Determine how many lines of the records include "JSON", and answer with the number alone.

____

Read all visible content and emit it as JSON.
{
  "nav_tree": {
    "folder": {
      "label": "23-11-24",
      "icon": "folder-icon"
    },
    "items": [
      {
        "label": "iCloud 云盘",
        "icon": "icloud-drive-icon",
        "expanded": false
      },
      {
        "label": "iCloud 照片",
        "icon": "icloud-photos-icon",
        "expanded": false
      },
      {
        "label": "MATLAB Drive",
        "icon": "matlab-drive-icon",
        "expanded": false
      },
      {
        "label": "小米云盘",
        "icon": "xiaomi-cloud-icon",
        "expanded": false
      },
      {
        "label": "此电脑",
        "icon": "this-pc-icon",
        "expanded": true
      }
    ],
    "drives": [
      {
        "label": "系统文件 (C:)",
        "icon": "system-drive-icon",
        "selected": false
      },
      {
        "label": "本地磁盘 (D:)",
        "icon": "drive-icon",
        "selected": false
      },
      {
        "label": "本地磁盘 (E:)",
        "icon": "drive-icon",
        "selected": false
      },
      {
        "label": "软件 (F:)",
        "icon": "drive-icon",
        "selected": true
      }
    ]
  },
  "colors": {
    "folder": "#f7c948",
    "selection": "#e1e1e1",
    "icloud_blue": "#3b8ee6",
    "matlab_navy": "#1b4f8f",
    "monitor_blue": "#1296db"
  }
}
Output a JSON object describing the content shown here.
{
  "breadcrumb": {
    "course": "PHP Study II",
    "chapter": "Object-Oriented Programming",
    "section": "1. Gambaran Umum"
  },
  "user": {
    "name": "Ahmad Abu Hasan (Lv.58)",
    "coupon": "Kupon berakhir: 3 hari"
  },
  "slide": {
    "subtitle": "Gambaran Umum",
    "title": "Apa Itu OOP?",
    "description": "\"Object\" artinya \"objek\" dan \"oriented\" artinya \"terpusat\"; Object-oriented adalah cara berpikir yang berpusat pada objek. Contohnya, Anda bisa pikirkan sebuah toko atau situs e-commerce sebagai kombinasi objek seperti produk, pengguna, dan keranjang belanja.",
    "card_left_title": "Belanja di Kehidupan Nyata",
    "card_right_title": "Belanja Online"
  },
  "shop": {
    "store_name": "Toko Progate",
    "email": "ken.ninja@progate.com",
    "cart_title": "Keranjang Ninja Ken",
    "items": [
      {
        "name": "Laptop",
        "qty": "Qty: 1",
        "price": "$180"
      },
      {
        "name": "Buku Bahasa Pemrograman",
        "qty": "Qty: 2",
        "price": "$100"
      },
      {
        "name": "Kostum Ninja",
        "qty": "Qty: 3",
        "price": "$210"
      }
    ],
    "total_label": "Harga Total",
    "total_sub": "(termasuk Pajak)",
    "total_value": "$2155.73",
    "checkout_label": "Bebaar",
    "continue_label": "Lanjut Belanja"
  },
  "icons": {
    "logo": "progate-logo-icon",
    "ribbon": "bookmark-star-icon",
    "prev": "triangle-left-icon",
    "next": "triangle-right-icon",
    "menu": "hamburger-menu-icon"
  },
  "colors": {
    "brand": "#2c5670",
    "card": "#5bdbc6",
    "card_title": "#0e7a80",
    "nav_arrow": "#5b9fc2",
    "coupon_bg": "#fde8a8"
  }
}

____

▶ **Task solution**
2